▶ _DIRECTIONS_
Set down every record once more, exactly as given.
□ □ □ □
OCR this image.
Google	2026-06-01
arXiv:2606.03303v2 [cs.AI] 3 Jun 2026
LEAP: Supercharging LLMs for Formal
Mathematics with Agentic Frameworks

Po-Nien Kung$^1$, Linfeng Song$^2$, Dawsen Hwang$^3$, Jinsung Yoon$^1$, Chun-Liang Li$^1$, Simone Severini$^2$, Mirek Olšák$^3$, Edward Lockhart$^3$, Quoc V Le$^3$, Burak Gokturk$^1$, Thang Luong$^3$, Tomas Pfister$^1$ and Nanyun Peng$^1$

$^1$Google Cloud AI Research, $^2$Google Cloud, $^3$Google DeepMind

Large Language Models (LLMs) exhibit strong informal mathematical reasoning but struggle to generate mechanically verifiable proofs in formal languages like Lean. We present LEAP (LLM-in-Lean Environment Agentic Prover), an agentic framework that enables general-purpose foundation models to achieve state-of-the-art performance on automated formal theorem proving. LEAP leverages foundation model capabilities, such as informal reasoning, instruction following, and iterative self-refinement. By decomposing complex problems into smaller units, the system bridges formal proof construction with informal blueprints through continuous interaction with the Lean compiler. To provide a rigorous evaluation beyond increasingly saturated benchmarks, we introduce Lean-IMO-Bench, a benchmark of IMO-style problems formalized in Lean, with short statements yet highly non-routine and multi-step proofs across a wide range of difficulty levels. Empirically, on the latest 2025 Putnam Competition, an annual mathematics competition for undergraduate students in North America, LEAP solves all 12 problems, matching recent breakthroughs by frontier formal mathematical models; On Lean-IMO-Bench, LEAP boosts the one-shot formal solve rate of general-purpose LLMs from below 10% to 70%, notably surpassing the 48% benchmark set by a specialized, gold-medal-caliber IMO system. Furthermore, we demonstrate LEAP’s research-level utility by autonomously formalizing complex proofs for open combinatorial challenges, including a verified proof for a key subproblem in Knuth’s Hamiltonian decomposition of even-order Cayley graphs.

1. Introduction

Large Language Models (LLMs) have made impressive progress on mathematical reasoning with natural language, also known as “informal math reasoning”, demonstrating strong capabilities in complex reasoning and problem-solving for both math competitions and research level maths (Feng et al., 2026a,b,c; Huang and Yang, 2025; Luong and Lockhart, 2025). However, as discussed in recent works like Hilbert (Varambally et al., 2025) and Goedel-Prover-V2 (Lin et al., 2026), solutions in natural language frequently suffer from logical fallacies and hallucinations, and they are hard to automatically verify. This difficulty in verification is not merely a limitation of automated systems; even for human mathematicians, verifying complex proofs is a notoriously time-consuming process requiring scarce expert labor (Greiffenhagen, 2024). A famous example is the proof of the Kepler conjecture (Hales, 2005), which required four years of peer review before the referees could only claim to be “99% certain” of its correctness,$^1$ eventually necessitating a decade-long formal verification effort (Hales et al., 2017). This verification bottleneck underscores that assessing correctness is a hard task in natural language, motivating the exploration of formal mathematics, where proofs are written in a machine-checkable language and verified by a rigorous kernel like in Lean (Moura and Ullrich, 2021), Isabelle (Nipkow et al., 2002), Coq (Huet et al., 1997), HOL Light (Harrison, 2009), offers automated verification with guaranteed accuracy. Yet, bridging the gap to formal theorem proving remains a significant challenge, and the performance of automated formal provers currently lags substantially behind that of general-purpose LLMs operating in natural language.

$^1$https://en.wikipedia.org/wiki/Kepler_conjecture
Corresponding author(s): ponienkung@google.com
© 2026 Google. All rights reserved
□ □ □ □
▶ _PROBLEM SOLUTION_
OCR this image.
Google	2026-06-01
arXiv:2606.03303v2 [cs.AI] 3 Jun 2026
LEAP: Supercharging LLMs for Formal
Mathematics with Agentic Frameworks

Po-Nien Kung$^1$, Linfeng Song$^2$, Dawsen Hwang$^3$, Jinsung Yoon$^1$, Chun-Liang Li$^1$, Simone Severini$^2$, Mirek Olšák$^3$, Edward Lockhart$^3$, Quoc V Le$^3$, Burak Gokturk$^1$, Thang Luong$^3$, Tomas Pfister$^1$ and Nanyun Peng$^1$

$^1$Google Cloud AI Research, $^2$Google Cloud, $^3$Google DeepMind

Large Language Models (LLMs) exhibit strong informal mathematical reasoning but struggle to generate mechanically verifiable proofs in formal languages like Lean. We present LEAP (LLM-in-Lean Environment Agentic Prover), an agentic framework that enables general-purpose foundation models to achieve state-of-the-art performance on automated formal theorem proving. LEAP leverages foundation model capabilities, such as informal reasoning, instruction following, and iterative self-refinement. By decomposing complex problems into smaller units, the system bridges formal proof construction with informal blueprints through continuous interaction with the Lean compiler. To provide a rigorous evaluation beyond increasingly saturated benchmarks, we introduce Lean-IMO-Bench, a benchmark of IMO-style problems formalized in Lean, with short statements yet highly non-routine and multi-step proofs across a wide range of difficulty levels. Empirically, on the latest 2025 Putnam Competition, an annual mathematics competition for undergraduate students in North America, LEAP solves all 12 problems, matching recent breakthroughs by frontier formal mathematical models; On Lean-IMO-Bench, LEAP boosts the one-shot formal solve rate of general-purpose LLMs from below 10% to 70%, notably surpassing the 48% benchmark set by a specialized, gold-medal-caliber IMO system. Furthermore, we demonstrate LEAP’s research-level utility by autonomously formalizing complex proofs for open combinatorial challenges, including a verified proof for a key subproblem in Knuth’s Hamiltonian decomposition of even-order Cayley graphs.

1. Introduction

Large Language Models (LLMs) have made impressive progress on mathematical reasoning with natural language, also known as “informal math reasoning”, demonstrating strong capabilities in complex reasoning and problem-solving for both math competitions and research level maths (Feng et al., 2026a,b,c; Huang and Yang, 2025; Luong and Lockhart, 2025). However, as discussed in recent works like Hilbert (Varambally et al., 2025) and Goedel-Prover-V2 (Lin et al., 2026), solutions in natural language frequently suffer from logical fallacies and hallucinations, and they are hard to automatically verify. This difficulty in verification is not merely a limitation of automated systems; even for human mathematicians, verifying complex proofs is a notoriously time-consuming process requiring scarce expert labor (Greiffenhagen, 2024). A famous example is the proof of the Kepler conjecture (Hales, 2005), which required four years of peer review before the referees could only claim to be “99% certain” of its correctness,$^1$ eventually necessitating a decade-long formal verification effort (Hales et al., 2017). This verification bottleneck underscores that assessing correctness is a hard task in natural language, motivating the exploration of formal mathematics, where proofs are written in a machine-checkable language and verified by a rigorous kernel like in Lean (Moura and Ullrich, 2021), Isabelle (Nipkow et al., 2002), Coq (Huet et al., 1997), HOL Light (Harrison, 2009), offers automated verification with guaranteed accuracy. Yet, bridging the gap to formal theorem proving remains a significant challenge, and the performance of automated formal provers currently lags substantially behind that of general-purpose LLMs operating in natural language.

$^1$https://en.wikipedia.org/wiki/Kepler_conjecture
Corresponding author(s): ponienkung@google.com
© 2026 Google. All rights reserved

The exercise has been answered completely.